(Raw records)
++++++

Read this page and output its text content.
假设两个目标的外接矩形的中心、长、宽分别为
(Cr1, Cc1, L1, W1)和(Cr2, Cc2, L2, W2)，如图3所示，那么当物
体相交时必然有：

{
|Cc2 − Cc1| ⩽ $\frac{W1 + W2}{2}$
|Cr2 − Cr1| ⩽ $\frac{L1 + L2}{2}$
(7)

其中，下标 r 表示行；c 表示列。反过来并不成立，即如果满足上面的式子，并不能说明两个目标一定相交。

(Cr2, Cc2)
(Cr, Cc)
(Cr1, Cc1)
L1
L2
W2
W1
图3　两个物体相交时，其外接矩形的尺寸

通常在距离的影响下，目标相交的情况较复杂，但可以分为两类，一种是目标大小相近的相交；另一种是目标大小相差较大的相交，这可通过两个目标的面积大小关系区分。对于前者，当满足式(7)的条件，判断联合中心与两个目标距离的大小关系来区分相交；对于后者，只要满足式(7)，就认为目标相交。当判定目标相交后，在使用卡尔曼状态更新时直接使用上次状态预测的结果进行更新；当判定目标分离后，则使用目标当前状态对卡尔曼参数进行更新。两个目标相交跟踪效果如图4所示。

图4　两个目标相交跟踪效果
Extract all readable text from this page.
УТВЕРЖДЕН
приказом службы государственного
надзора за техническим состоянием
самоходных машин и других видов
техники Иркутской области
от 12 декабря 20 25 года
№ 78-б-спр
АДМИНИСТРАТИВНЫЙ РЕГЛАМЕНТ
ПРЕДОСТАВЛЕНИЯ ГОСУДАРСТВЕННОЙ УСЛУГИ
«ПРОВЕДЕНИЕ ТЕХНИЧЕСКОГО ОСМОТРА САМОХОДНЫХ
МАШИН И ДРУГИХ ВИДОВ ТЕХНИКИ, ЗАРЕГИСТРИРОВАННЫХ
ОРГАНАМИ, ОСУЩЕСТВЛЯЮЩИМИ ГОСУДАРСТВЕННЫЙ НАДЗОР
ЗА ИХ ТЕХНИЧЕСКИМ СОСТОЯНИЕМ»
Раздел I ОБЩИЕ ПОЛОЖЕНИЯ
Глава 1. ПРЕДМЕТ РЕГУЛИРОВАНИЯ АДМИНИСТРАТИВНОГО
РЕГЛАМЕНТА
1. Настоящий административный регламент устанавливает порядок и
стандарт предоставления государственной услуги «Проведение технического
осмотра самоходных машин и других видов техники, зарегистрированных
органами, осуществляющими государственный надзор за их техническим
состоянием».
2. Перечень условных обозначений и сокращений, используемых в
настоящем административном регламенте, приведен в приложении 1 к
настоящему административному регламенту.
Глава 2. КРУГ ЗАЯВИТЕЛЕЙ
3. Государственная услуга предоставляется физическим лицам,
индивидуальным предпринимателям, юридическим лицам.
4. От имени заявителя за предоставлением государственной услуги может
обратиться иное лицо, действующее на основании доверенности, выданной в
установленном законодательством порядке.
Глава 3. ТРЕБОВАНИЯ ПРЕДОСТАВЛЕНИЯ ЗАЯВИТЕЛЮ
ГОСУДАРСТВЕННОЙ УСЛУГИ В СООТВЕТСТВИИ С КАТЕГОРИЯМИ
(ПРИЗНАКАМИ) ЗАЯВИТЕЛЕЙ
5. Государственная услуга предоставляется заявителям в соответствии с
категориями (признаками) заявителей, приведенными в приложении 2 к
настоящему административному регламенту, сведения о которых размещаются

++++++

* **GIVEN REQUEST**
List every line above that contains the word "this".

* **SOLVED EXERCISE**
Read this page and output its text content.
Extract all readable text from this page.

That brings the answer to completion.